• What to work on: Copy everything in the data below exactly except the pictures.

Data items
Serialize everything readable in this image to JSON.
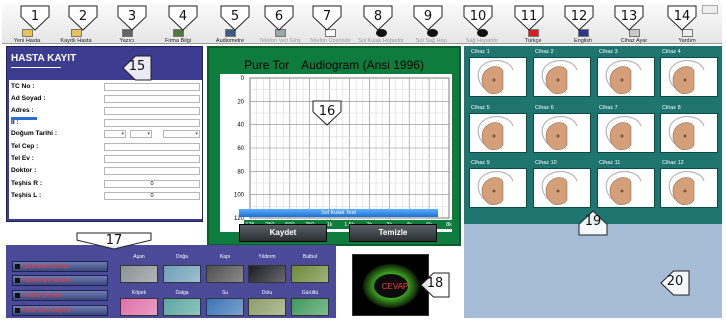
{
  "toolbar": {
    "buttons": [
      {
        "label": "Yeni Hasta",
        "icon": "folder-new-icon",
        "enabled": true
      },
      {
        "label": "Kayıtlı Hasta",
        "icon": "folder-open-icon",
        "enabled": true
      },
      {
        "label": "Yazıcı",
        "icon": "printer-icon",
        "enabled": true
      },
      {
        "label": "Firma Bilgi",
        "icon": "company-info-icon",
        "enabled": true
      },
      {
        "label": "Audiometre",
        "icon": "audiometer-icon",
        "enabled": true
      },
      {
        "label": "Telefon Veri Giriş",
        "icon": "phone-data-icon",
        "enabled": false
      },
      {
        "label": "Telefon Üzerinde",
        "icon": "document-icon",
        "enabled": false
      },
      {
        "label": "Sol Kulak Hoparlör",
        "icon": "speaker-left-icon",
        "enabled": false
      },
      {
        "label": "Sol Sağ Hop.",
        "icon": "speaker-both-icon",
        "enabled": false
      },
      {
        "label": "Sağ Hoparlör",
        "icon": "speaker-right-icon",
        "enabled": false
      },
      {
        "label": "Türkçe",
        "icon": "turkey-flag-icon",
        "enabled": true
      },
      {
        "label": "English",
        "icon": "uk-flag-icon",
        "enabled": true
      },
      {
        "label": "Cihaz Ayar",
        "icon": "settings-icon",
        "enabled": true
      },
      {
        "label": "Yardım",
        "icon": "help-icon",
        "enabled": true
      }
    ]
  },
  "callouts": [
    "1",
    "2",
    "3",
    "4",
    "5",
    "6",
    "7",
    "8",
    "9",
    "10",
    "11",
    "12",
    "13",
    "14",
    "15",
    "16",
    "17",
    "18",
    "19",
    "20"
  ],
  "patient": {
    "title": "HASTA KAYIT",
    "fields": [
      {
        "label": "TC No :",
        "value": ""
      },
      {
        "label": "Ad Soyad :",
        "value": ""
      },
      {
        "label": "Adres :",
        "value": ""
      },
      {
        "label": "İl :",
        "value": ""
      },
      {
        "label": "Doğum Tarihi :",
        "value": ""
      },
      {
        "label": "Tel Cep :",
        "value": ""
      },
      {
        "label": "Tel Ev :",
        "value": ""
      },
      {
        "label": "Doktor :",
        "value": ""
      },
      {
        "label": "Teşhis R :",
        "value": "0"
      },
      {
        "label": "Teşhis L :",
        "value": "0"
      }
    ]
  },
  "audiogram": {
    "title_left": "Pure Tor",
    "title_right": "Audiogram (Ansi 1996)",
    "test_bar_label": "Sol Kulak Test",
    "save_label": "Kaydet",
    "clear_label": "Temizle"
  },
  "chart_data": {
    "type": "line",
    "title": "Audiogram (Ansi 1996)",
    "x": [
      "125",
      "250",
      "500",
      "750",
      "1k",
      "1.5k",
      "2k",
      "3k",
      "4k",
      "6k",
      "8k"
    ],
    "ylim": [
      0,
      120
    ],
    "y_ticks": [
      "0",
      "20",
      "40",
      "60",
      "80",
      "100",
      "120"
    ],
    "y_inverted": true,
    "grid": true,
    "series": []
  },
  "devices": [
    {
      "label": "Cihaz 1"
    },
    {
      "label": "Cihaz 2"
    },
    {
      "label": "Cihaz 3"
    },
    {
      "label": "Cihaz 4"
    },
    {
      "label": "Cihaz 5"
    },
    {
      "label": "Cihaz 6"
    },
    {
      "label": "Cihaz 7"
    },
    {
      "label": "Cihaz 8"
    },
    {
      "label": "Cihaz 9"
    },
    {
      "label": "Cihaz 10"
    },
    {
      "label": "Cihaz 11"
    },
    {
      "label": "Cihaz 12"
    }
  ],
  "sounds": {
    "categories": [
      "Çevresel Sesler",
      "Restorant sesleri",
      "Araba Sesleri",
      "Özel Ses Seçimi"
    ],
    "row1": [
      {
        "label": "Aşan",
        "color": "#8a9296"
      },
      {
        "label": "Doğa",
        "color": "#6f9fb8"
      },
      {
        "label": "Kapı",
        "color": "#4f4f4f"
      },
      {
        "label": "Yıldırım",
        "color": "#1d1d26"
      },
      {
        "label": "Bulbul",
        "color": "#6e8a3a"
      }
    ],
    "row2": [
      {
        "label": "Köpek",
        "color": "#e06fa8"
      },
      {
        "label": "Dalga",
        "color": "#5aa7a0"
      },
      {
        "label": "Su",
        "color": "#3a73b8"
      },
      {
        "label": "Dolu",
        "color": "#8d9e6a"
      },
      {
        "label": "Gürültü",
        "color": "#3f9a5b"
      }
    ]
  },
  "cevap": {
    "label": "CEVAP"
  }
}
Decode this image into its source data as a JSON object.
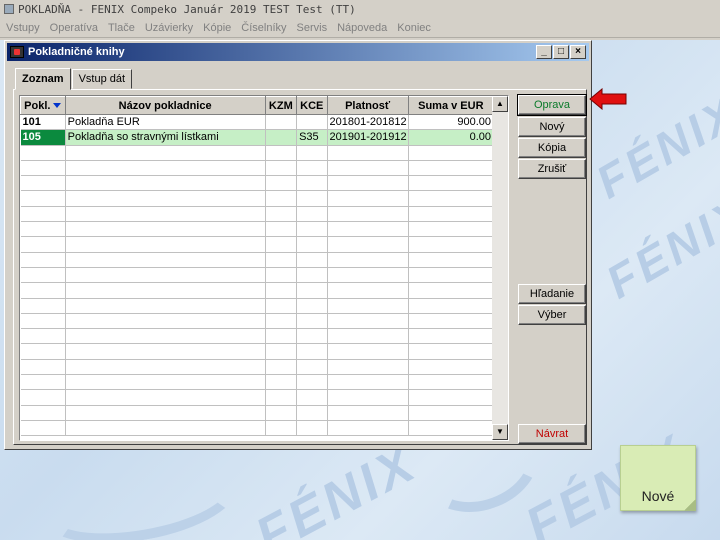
{
  "app": {
    "title": "POKLADŇA - FENIX Compeko  Január 2019  TEST Test  (TT)"
  },
  "menu": [
    "Vstupy",
    "Operatíva",
    "Tlače",
    "Uzávierky",
    "Kópie",
    "Číselníky",
    "Servis",
    "Nápoveda",
    "Koniec"
  ],
  "window": {
    "title": "Pokladničné knihy",
    "controls": [
      "_",
      "□",
      "×"
    ]
  },
  "tabs": [
    {
      "label": "Zoznam",
      "active": true
    },
    {
      "label": "Vstup dát",
      "active": false
    }
  ],
  "table": {
    "columns": [
      "Pokl.",
      "Názov pokladnice",
      "KZM",
      "KCE",
      "Platnosť",
      "Suma v EUR"
    ],
    "rows": [
      {
        "pokl": "101",
        "nazov": "Pokladňa EUR",
        "kzm": "",
        "kce": "",
        "platnost": "201801-201812",
        "suma": "900.00",
        "selected": false
      },
      {
        "pokl": "105",
        "nazov": "Pokladňa so stravnými lístkami",
        "kzm": "",
        "kce": "S35",
        "platnost": "201901-201912",
        "suma": "0.00",
        "selected": true
      }
    ],
    "empty_rows": 19
  },
  "buttons": {
    "oprava": "Oprava",
    "novy": "Nový",
    "kopia": "Kópia",
    "zrusit": "Zrušiť",
    "hladanie": "Hľadanie",
    "vyber": "Výber",
    "navrat": "Návrat"
  },
  "colors": {
    "selected_row": "#c6efc6",
    "selected_key": "#0b8a3e",
    "titlebar": "#0a246a",
    "arrow": "#e01010"
  },
  "note": {
    "text": "Nové"
  },
  "watermark": "FÉNIX"
}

• Result of this exercise:
Serialize everything readable in this image to JSON.
{
  "toolbar": {
    "buttons": [
      {
        "label": "Yeni Hasta",
        "icon": "folder-new-icon",
        "enabled": true
      },
      {
        "label": "Kayıtlı Hasta",
        "icon": "folder-open-icon",
        "enabled": true
      },
      {
        "label": "Yazıcı",
        "icon": "printer-icon",
        "enabled": true
      },
      {
        "label": "Firma Bilgi",
        "icon": "company-info-icon",
        "enabled": true
      },
      {
        "label": "Audiometre",
        "icon": "audiometer-icon",
        "enabled": true
      },
      {
        "label": "Telefon Veri Giriş",
        "icon": "phone-data-icon",
        "enabled": false
      },
      {
        "label": "Telefon Üzerinde",
        "icon": "document-icon",
        "enabled": false
      },
      {
        "label": "Sol Kulak Hoparlör",
        "icon": "speaker-left-icon",
        "enabled": false
      },
      {
        "label": "Sol Sağ Hop.",
        "icon": "speaker-both-icon",
        "enabled": false
      },
      {
        "label": "Sağ Hoparlör",
        "icon": "speaker-right-icon",
        "enabled": false
      },
      {
        "label": "Türkçe",
        "icon": "turkey-flag-icon",
        "enabled": true
      },
      {
        "label": "English",
        "icon": "uk-flag-icon",
        "enabled": true
      },
      {
        "label": "Cihaz Ayar",
        "icon": "settings-icon",
        "enabled": true
      },
      {
        "label": "Yardım",
        "icon": "help-icon",
        "enabled": true
      }
    ]
  },
  "callouts": [
    "1",
    "2",
    "3",
    "4",
    "5",
    "6",
    "7",
    "8",
    "9",
    "10",
    "11",
    "12",
    "13",
    "14",
    "15",
    "16",
    "17",
    "18",
    "19",
    "20"
  ],
  "patient": {
    "title": "HASTA KAYIT",
    "fields": [
      {
        "label": "TC No :",
        "value": ""
      },
      {
        "label": "Ad Soyad :",
        "value": ""
      },
      {
        "label": "Adres :",
        "value": ""
      },
      {
        "label": "İl :",
        "value": ""
      },
      {
        "label": "Doğum Tarihi :",
        "value": ""
      },
      {
        "label": "Tel Cep :",
        "value": ""
      },
      {
        "label": "Tel Ev :",
        "value": ""
      },
      {
        "label": "Doktor :",
        "value": ""
      },
      {
        "label": "Teşhis R :",
        "value": "0"
      },
      {
        "label": "Teşhis L :",
        "value": "0"
      }
    ]
  },
  "audiogram": {
    "title_left": "Pure Tor",
    "title_right": "Audiogram (Ansi 1996)",
    "test_bar_label": "Sol Kulak Test",
    "save_label": "Kaydet",
    "clear_label": "Temizle"
  },
  "chart_data": {
    "type": "line",
    "title": "Audiogram (Ansi 1996)",
    "x": [
      "125",
      "250",
      "500",
      "750",
      "1k",
      "1.5k",
      "2k",
      "3k",
      "4k",
      "6k",
      "8k"
    ],
    "ylim": [
      0,
      120
    ],
    "y_ticks": [
      "0",
      "20",
      "40",
      "60",
      "80",
      "100",
      "120"
    ],
    "y_inverted": true,
    "grid": true,
    "series": []
  },
  "devices": [
    {
      "label": "Cihaz 1"
    },
    {
      "label": "Cihaz 2"
    },
    {
      "label": "Cihaz 3"
    },
    {
      "label": "Cihaz 4"
    },
    {
      "label": "Cihaz 5"
    },
    {
      "label": "Cihaz 6"
    },
    {
      "label": "Cihaz 7"
    },
    {
      "label": "Cihaz 8"
    },
    {
      "label": "Cihaz 9"
    },
    {
      "label": "Cihaz 10"
    },
    {
      "label": "Cihaz 11"
    },
    {
      "label": "Cihaz 12"
    }
  ],
  "sounds": {
    "categories": [
      "Çevresel Sesler",
      "Restorant sesleri",
      "Araba Sesleri",
      "Özel Ses Seçimi"
    ],
    "row1": [
      {
        "label": "Aşan",
        "color": "#8a9296"
      },
      {
        "label": "Doğa",
        "color": "#6f9fb8"
      },
      {
        "label": "Kapı",
        "color": "#4f4f4f"
      },
      {
        "label": "Yıldırım",
        "color": "#1d1d26"
      },
      {
        "label": "Bulbul",
        "color": "#6e8a3a"
      }
    ],
    "row2": [
      {
        "label": "Köpek",
        "color": "#e06fa8"
      },
      {
        "label": "Dalga",
        "color": "#5aa7a0"
      },
      {
        "label": "Su",
        "color": "#3a73b8"
      },
      {
        "label": "Dolu",
        "color": "#8d9e6a"
      },
      {
        "label": "Gürültü",
        "color": "#3f9a5b"
      }
    ]
  },
  "cevap": {
    "label": "CEVAP"
  }
}
Decode this image into its source data as a JSON object.
{
  "app": {
    "title": "POKLADŇA - FENIX Compeko  Január 2019  TEST Test  (TT)"
  },
  "menu": [
    "Vstupy",
    "Operatíva",
    "Tlače",
    "Uzávierky",
    "Kópie",
    "Číselníky",
    "Servis",
    "Nápoveda",
    "Koniec"
  ],
  "window": {
    "title": "Pokladničné knihy",
    "controls": [
      "_",
      "□",
      "×"
    ]
  },
  "tabs": [
    {
      "label": "Zoznam",
      "active": true
    },
    {
      "label": "Vstup dát",
      "active": false
    }
  ],
  "table": {
    "columns": [
      "Pokl.",
      "Názov pokladnice",
      "KZM",
      "KCE",
      "Platnosť",
      "Suma v EUR"
    ],
    "rows": [
      {
        "pokl": "101",
        "nazov": "Pokladňa EUR",
        "kzm": "",
        "kce": "",
        "platnost": "201801-201812",
        "suma": "900.00",
        "selected": false
      },
      {
        "pokl": "105",
        "nazov": "Pokladňa so stravnými lístkami",
        "kzm": "",
        "kce": "S35",
        "platnost": "201901-201912",
        "suma": "0.00",
        "selected": true
      }
    ],
    "empty_rows": 19
  },
  "buttons": {
    "oprava": "Oprava",
    "novy": "Nový",
    "kopia": "Kópia",
    "zrusit": "Zrušiť",
    "hladanie": "Hľadanie",
    "vyber": "Výber",
    "navrat": "Návrat"
  },
  "colors": {
    "selected_row": "#c6efc6",
    "selected_key": "#0b8a3e",
    "titlebar": "#0a246a",
    "arrow": "#e01010"
  },
  "note": {
    "text": "Nové"
  },
  "watermark": "FÉNIX"
}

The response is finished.